**Exercise**
Each line below is to be written out in full, exactly as shown.

Records from a data collection
↓↓↓

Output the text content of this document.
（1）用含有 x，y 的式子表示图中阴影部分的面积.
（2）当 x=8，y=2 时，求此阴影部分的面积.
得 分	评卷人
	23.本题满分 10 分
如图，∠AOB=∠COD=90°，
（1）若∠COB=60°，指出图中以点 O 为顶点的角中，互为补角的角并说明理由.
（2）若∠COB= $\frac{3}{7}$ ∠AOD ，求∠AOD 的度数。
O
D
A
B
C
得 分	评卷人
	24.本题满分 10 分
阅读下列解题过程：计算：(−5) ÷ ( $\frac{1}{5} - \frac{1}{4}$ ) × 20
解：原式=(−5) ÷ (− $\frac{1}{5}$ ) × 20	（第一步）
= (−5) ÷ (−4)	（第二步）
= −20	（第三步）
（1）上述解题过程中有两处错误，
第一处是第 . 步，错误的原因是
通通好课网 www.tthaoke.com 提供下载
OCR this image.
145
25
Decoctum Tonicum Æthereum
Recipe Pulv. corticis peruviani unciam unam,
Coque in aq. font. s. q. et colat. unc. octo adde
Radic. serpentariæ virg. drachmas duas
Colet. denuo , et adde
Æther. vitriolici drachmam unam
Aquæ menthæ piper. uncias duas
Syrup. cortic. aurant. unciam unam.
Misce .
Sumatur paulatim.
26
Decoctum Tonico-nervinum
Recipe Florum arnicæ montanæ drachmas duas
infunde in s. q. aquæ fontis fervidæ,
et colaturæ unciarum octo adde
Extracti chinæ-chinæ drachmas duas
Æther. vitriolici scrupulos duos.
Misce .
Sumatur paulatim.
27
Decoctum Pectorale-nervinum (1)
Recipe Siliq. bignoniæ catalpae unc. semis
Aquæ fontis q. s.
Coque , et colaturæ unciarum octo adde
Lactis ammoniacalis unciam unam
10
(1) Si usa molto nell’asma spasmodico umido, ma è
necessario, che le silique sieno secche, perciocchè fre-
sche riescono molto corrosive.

↑↑↑

**Answer to this exercise**
Output the text content of this document.
（1）用含有 x，y 的式子表示图中阴影部分的面积.
（2）当 x=8，y=2 时，求此阴影部分的面积.
得 分	评卷人
	23.本题满分 10 分
如图，∠AOB=∠COD=90°，
（1）若∠COB=60°，指出图中以点 O 为顶点的角中，互为补角的角并说明理由.
（2）若∠COB= $\frac{3}{7}$ ∠AOD ，求∠AOD 的度数。
O
D
A
B
C
得 分	评卷人
	24.本题满分 10 分
阅读下列解题过程：计算：(−5) ÷ ( $\frac{1}{5} - \frac{1}{4}$ ) × 20
解：原式=(−5) ÷ (− $\frac{1}{5}$ ) × 20	（第一步）
= (−5) ÷ (−4)	（第二步）
= −20	（第三步）
（1）上述解题过程中有两处错误，
第一处是第 . 步，错误的原因是
通通好课网 www.tthaoke.com 提供下载
OCR this image.
145
25
Decoctum Tonicum Æthereum
Recipe Pulv. corticis peruviani unciam unam,
Coque in aq. font. s. q. et colat. unc. octo adde
Radic. serpentariæ virg. drachmas duas
Colet. denuo , et adde
Æther. vitriolici drachmam unam
Aquæ menthæ piper. uncias duas
Syrup. cortic. aurant. unciam unam.
Misce .
Sumatur paulatim.
26
Decoctum Tonico-nervinum
Recipe Florum arnicæ montanæ drachmas duas
infunde in s. q. aquæ fontis fervidæ,
et colaturæ unciarum octo adde
Extracti chinæ-chinæ drachmas duas
Æther. vitriolici scrupulos duos.
Misce .
Sumatur paulatim.
27
Decoctum Pectorale-nervinum (1)
Recipe Siliq. bignoniæ catalpae unc. semis
Aquæ fontis q. s.
Coque , et colaturæ unciarum octo adde
Lactis ammoniacalis unciam unam
10
(1) Si usa molto nell’asma spasmodico umido, ma è
necessario, che le silique sieno secche, perciocchè fre-
sche riescono molto corrosive.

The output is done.